## Письменные задания
a: Согласно отрывку, в здании какого клуба находился один из идейных центров анархистов в Москве?
b: Перечислите все черты, которые в отрывке названы искони родственными и близкими русской душе.
c: Выпишите из отрывка без изменений фрагмент, начиная со слов «Вне дисциплины государства» и заканчивая словами «душе царствует Бог.».

- 55 -

У АНАРХИСТОВ

Анархизм относится к характерным элементам русской души, ибо безначалие, безудержность и исступление — искони ей родственны и близки.

Вне дисциплины государства народная душа имеет два выхода: или она падает вниз, в подполье первобытного, разнузданного дикаря (это безначальная стихийность, варварство, свобода без дисциплины); или она поднимается вверх, над государством, из царства необходимости в царство положительной, творческой свободы, царство благодати, — здесь государство не нужно, поскольку в душе царствует Бог.

Однажды, весной 1917 года, проходя по улицам Полтавы, я встретил агитаторов с кружками для сбора денег в пользу какой-то социалистической партии. Я отказался платить, сославшись на то, что я к этой партии не принадлежу. «К какой же вы партии принадлежите, товарищ?»

«Теократический анархист», — брякнул я им полушутя. «Что, что? Это что-то еще новое опять?»

— Государство совсем не будет нужно, когда человеческий авторитет уступит место Богу... — Посмеялись и отошли от меня.

Но в самом деле, разве не верно будет сказать, что лучшая «политика там, где нет никакой политики», там, где мыслями,

 

- 56 -

чувствами и поступками человека управляет Высшее Абсолютное Существо?

Деятельность анархистов заметно оживилась зимой 1917—18 г. в Москве. Я посетил некоторые их идейные центры, желая ближе познакомиться со взглядами вожаков этого движения.

Один из этих центров находился в здании Купеческого Клуба, на Малой Дмитровке, недалеко от Страстного монастыря. Большой серый дом. Широкая темная лестница, темноватый зал. Молодой анархист в штатском с винтовкой за плечами (солдат Черной гвардии) направляет меня к бледному молодому человеку, сидящему за столом. Его большие глаза сверкают как угли. Имя у него как нельзя более подходящее: Лев Черный. Он насиделся в тюрьмах при царском режиме, и теперь тоже вот у власти. Короткими фразами он раздает поручения. «Вы, такой-то, пойдете в подрывном отряде». «Вы кто? Желаете вступить в Черную гвардию? Имеете рекомендацию? Что? Этого, товарищ, недостаточно для нас».

## Исходные данные
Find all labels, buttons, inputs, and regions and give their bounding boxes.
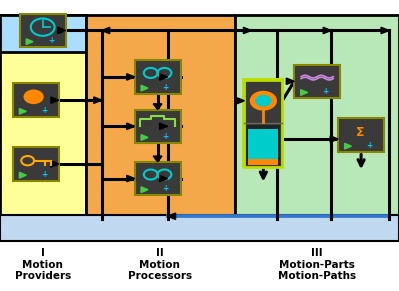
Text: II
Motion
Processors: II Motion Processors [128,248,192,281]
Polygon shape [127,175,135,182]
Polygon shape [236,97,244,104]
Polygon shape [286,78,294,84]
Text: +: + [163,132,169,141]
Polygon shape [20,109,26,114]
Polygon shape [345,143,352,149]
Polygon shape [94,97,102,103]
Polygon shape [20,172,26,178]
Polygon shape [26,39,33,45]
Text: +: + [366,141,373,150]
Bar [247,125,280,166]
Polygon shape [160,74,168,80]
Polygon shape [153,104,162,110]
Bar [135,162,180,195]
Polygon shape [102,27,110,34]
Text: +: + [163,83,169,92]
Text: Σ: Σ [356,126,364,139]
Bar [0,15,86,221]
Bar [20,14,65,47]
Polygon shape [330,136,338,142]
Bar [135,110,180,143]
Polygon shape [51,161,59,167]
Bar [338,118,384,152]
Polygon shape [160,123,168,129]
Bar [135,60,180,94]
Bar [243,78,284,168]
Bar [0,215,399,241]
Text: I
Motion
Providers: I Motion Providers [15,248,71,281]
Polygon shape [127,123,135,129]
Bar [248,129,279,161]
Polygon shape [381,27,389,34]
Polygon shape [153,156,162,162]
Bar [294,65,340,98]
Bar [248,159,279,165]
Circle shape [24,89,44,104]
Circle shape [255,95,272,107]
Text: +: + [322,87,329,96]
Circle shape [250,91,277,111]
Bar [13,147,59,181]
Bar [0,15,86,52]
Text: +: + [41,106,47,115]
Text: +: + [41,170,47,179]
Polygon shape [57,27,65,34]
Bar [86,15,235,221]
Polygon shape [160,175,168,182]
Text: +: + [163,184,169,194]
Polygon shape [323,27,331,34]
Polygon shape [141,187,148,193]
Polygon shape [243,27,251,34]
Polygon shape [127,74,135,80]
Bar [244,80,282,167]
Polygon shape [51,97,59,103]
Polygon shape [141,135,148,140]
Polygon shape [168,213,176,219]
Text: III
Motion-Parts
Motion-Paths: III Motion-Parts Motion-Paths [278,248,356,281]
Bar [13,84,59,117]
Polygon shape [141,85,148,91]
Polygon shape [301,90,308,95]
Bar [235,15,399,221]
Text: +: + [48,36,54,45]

* * *

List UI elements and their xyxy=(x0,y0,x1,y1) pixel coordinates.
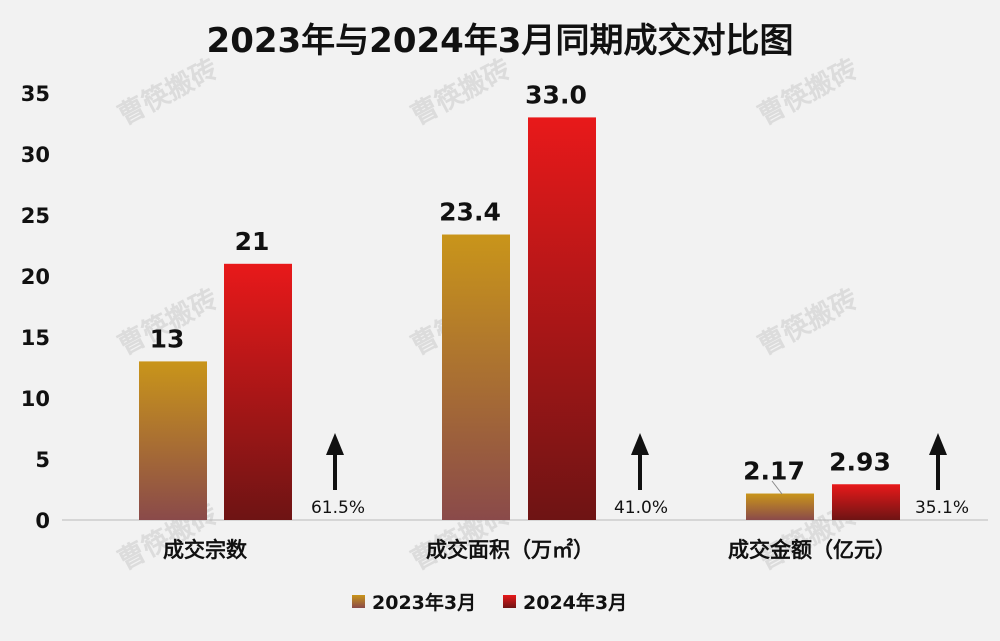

## Ответы
a: В здании Купеческого Клуба на Малой Дмитровке, недалеко от Страстного монастыря.

b: Безначалие, безудержность, исступление.

c:
Вне дисциплины государства народная душа имеет два выхода: или она падает вниз, в подполье первобытного, разнузданного дикаря (это безначальная стихийность, варварство, свобода без дисциплины); или она поднимается вверх, над государством, из царства необходимости в царство положительной, творческой свободы, царство благодати, — здесь государство не нужно, поскольку в душе царствует Бог.